## Data:

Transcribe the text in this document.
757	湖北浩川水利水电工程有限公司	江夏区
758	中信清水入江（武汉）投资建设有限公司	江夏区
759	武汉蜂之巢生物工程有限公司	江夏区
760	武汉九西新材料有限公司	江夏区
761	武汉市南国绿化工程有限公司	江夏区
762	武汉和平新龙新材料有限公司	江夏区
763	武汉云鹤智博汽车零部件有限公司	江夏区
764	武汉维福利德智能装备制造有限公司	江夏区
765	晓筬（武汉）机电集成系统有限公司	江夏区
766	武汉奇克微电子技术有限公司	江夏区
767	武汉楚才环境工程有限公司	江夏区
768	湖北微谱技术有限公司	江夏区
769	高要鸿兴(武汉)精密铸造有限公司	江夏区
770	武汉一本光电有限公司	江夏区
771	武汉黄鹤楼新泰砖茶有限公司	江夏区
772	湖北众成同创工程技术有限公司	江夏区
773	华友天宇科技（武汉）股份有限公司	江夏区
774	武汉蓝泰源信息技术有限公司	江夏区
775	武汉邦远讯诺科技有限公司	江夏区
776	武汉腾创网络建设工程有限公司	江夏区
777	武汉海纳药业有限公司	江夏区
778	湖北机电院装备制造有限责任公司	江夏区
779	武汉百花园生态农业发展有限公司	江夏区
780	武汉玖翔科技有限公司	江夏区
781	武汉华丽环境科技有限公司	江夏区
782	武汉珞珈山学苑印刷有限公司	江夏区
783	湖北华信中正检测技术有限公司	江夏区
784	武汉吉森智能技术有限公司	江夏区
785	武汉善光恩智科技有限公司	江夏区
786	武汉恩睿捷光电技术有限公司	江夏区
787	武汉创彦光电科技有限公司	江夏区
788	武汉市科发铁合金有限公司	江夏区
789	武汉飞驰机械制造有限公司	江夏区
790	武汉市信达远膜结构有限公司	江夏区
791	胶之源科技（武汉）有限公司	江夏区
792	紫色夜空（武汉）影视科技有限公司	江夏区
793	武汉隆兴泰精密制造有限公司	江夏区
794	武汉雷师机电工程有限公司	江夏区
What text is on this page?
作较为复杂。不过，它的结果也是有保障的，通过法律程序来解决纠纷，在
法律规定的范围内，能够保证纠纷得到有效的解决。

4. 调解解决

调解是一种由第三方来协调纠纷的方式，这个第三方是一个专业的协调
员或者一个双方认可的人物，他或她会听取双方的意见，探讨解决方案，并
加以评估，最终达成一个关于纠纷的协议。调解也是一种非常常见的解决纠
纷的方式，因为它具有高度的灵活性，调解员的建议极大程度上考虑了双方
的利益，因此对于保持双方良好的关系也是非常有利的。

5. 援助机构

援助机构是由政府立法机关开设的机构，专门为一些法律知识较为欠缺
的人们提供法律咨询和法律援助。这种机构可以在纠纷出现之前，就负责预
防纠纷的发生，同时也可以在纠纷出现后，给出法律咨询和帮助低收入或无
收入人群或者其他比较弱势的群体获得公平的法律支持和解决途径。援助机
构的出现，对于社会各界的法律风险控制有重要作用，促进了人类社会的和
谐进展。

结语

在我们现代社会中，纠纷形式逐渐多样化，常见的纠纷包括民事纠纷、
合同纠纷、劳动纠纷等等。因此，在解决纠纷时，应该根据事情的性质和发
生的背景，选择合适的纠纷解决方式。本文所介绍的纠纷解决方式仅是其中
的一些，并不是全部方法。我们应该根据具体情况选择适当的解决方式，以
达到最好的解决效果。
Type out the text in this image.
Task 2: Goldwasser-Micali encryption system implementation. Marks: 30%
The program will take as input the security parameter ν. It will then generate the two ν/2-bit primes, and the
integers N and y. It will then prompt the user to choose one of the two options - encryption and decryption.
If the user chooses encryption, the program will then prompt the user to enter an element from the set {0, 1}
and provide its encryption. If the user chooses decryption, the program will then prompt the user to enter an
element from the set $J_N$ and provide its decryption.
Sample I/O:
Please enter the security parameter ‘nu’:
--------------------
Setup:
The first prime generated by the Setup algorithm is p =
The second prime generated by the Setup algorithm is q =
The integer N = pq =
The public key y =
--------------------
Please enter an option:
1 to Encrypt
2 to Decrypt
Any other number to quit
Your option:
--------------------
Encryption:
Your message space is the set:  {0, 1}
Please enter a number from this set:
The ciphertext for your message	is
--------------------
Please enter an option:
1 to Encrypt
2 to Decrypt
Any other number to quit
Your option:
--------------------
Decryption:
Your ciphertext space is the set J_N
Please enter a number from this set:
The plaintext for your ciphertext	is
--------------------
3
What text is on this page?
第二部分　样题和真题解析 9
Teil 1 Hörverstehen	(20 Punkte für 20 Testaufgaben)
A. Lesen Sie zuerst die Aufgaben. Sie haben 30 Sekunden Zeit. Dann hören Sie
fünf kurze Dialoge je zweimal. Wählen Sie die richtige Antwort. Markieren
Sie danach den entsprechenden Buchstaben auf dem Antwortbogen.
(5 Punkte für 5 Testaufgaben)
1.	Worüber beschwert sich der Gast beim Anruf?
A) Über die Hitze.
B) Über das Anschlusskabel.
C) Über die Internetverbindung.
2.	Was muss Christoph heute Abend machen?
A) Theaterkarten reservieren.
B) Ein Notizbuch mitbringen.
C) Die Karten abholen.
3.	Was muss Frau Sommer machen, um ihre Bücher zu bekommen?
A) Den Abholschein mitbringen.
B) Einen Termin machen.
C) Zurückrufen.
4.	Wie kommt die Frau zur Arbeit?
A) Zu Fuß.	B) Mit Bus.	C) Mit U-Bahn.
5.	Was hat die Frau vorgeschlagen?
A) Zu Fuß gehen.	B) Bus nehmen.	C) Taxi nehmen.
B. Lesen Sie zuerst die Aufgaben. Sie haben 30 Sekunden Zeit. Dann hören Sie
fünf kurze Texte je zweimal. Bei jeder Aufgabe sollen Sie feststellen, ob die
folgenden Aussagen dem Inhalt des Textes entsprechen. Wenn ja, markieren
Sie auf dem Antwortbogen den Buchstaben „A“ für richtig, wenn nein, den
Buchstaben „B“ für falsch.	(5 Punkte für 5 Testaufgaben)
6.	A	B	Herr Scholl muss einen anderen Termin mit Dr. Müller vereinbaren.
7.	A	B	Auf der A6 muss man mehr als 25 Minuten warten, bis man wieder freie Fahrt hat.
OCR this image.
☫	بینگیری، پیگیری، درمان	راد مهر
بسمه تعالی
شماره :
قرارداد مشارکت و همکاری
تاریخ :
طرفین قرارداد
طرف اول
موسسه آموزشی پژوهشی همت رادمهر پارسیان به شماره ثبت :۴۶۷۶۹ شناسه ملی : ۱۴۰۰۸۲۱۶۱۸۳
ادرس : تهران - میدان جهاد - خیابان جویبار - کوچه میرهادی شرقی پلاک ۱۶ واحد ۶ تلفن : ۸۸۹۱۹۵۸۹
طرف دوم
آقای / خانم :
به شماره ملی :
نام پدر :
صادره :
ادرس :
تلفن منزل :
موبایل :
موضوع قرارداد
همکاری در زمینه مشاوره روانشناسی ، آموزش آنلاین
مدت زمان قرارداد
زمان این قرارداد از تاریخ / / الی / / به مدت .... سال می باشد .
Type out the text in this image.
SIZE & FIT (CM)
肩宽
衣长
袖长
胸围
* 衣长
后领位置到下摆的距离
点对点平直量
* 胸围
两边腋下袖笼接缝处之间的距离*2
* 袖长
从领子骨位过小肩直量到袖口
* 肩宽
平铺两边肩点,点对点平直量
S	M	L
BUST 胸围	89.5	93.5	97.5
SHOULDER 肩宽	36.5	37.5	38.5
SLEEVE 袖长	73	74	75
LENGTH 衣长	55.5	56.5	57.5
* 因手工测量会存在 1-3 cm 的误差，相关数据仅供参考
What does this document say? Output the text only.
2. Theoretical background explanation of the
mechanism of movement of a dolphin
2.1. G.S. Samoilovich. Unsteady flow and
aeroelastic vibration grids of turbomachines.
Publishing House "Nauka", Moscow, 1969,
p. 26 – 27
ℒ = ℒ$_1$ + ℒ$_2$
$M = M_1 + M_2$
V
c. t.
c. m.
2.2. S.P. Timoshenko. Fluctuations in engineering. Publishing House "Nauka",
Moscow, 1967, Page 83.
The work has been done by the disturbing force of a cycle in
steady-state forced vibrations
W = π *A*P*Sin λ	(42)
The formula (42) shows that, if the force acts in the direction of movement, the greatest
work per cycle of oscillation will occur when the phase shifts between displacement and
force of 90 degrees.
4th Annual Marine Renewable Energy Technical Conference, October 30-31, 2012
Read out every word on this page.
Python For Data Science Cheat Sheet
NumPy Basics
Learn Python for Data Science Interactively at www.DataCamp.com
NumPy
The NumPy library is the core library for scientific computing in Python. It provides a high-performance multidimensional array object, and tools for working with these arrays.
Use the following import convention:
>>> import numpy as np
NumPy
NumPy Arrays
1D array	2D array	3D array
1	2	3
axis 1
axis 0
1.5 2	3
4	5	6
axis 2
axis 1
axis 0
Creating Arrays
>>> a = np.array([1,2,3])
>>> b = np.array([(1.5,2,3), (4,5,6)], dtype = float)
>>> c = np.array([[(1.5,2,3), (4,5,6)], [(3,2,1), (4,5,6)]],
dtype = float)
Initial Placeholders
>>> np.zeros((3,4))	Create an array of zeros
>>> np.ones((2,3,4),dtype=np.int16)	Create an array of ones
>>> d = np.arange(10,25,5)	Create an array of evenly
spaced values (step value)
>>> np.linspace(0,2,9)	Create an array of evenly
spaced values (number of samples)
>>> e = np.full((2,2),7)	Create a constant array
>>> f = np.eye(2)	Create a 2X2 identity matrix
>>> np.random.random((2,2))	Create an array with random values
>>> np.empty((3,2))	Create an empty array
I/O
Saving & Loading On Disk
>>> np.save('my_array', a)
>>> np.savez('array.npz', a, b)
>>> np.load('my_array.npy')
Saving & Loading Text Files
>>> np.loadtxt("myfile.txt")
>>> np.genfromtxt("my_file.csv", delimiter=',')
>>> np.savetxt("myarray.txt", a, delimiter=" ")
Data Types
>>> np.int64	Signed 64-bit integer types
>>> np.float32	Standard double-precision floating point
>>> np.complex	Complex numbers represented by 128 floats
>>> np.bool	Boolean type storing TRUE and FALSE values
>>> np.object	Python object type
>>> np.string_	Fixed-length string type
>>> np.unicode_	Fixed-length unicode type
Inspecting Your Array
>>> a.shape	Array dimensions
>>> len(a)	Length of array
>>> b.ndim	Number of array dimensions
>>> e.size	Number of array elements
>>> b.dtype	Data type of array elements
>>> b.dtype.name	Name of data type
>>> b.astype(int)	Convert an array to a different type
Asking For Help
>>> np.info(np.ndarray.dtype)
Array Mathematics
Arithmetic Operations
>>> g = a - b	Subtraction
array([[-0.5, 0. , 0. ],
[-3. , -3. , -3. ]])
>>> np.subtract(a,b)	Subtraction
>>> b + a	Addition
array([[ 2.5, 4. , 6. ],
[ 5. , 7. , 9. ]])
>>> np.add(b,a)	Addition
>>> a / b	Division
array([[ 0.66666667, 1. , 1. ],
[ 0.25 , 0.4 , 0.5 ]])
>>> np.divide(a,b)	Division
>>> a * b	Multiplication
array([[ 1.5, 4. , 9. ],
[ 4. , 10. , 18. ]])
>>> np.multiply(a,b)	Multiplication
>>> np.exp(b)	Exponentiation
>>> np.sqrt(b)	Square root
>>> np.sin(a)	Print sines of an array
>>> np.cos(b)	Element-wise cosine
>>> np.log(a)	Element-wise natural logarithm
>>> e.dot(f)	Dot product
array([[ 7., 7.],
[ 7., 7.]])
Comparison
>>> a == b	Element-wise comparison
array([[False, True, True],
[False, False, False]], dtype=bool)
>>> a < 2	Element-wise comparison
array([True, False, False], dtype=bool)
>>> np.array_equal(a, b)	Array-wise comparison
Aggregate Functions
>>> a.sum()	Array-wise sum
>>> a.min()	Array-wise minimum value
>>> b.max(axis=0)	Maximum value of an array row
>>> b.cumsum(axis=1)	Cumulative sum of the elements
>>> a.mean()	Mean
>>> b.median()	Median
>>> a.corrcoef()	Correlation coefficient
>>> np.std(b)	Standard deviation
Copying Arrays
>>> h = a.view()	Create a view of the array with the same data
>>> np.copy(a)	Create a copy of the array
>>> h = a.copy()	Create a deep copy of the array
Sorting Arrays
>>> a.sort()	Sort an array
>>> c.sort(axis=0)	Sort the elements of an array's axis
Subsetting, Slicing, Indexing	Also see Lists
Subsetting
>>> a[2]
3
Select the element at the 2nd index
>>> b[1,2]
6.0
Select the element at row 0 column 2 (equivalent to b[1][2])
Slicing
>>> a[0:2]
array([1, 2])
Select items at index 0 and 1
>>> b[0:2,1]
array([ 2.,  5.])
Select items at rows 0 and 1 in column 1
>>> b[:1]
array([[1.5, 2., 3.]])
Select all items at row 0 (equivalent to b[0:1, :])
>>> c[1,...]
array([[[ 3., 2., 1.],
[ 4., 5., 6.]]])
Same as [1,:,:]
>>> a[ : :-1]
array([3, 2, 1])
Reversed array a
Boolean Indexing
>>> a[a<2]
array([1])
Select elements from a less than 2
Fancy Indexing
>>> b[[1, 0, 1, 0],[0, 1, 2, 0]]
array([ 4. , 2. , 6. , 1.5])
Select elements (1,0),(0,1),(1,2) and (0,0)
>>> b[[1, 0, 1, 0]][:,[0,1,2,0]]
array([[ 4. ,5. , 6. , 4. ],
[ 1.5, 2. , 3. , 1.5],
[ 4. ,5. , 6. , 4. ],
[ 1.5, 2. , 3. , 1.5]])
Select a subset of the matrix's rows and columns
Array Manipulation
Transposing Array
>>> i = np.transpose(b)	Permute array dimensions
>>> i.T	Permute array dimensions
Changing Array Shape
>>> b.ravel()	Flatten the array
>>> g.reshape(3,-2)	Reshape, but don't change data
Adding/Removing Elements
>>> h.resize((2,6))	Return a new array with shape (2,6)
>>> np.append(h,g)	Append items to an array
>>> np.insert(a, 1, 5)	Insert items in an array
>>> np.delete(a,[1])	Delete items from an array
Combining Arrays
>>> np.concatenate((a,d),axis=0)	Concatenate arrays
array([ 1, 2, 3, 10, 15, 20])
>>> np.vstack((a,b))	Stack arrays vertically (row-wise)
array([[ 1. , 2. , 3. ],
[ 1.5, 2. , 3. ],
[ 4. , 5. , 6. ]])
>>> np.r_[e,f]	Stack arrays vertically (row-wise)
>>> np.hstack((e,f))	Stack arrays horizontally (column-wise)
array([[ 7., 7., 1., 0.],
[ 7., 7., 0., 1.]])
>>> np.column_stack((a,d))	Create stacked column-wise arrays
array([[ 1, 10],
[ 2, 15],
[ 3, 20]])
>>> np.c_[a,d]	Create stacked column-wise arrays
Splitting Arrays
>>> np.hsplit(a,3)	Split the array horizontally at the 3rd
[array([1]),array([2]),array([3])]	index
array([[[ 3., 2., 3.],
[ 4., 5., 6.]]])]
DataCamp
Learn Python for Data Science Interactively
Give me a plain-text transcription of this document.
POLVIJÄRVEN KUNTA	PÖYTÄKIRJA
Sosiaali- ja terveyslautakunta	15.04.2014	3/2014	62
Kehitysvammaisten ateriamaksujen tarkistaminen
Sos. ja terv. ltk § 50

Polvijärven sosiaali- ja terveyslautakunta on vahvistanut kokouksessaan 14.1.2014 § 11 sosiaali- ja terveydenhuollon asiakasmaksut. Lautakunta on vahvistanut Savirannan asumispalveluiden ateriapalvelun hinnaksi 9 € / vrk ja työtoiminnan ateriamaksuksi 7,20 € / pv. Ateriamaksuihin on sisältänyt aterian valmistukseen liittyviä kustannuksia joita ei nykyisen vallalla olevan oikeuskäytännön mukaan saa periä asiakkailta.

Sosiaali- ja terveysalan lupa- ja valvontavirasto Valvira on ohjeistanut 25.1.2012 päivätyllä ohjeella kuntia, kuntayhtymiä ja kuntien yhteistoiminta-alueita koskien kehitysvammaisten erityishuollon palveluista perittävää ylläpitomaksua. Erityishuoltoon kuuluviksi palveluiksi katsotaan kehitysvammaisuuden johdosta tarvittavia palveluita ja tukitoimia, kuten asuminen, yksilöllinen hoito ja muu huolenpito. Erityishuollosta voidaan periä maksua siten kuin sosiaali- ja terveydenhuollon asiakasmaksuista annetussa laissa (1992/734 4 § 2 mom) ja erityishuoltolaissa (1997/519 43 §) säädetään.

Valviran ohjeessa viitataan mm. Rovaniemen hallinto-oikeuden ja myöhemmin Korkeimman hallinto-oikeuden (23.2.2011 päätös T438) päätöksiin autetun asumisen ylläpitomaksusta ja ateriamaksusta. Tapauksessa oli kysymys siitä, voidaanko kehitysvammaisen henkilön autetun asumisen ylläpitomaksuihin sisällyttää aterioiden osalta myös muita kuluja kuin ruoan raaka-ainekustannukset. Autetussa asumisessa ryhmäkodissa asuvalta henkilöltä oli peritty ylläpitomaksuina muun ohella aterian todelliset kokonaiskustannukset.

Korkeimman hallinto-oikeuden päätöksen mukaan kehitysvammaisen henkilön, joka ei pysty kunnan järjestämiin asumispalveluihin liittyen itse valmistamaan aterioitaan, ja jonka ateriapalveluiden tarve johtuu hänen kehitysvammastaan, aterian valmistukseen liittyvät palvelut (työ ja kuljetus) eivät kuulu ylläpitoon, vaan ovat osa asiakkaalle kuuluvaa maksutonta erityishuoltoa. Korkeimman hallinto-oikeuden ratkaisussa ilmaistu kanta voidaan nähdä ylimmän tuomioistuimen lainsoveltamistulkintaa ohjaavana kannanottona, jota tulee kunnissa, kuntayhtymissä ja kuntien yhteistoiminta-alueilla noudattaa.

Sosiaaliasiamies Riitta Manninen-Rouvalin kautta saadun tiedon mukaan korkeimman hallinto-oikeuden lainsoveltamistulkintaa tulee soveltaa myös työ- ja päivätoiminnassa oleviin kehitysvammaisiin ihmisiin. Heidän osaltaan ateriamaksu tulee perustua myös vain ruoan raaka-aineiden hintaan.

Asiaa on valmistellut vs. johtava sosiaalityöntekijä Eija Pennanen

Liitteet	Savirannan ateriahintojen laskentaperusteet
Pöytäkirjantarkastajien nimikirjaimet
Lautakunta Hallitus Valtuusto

## Directive:
Each line that holds the word "ادرس" should be extracted from the records.

## Written response:
ادرس : تهران - میدان جهاد - خیابان جویبار - کوچه میرهادی شرقی پلاک ۱۶ واحد ۶ تلفن : ۸۸۹۱۹۵۸۹
ادرس :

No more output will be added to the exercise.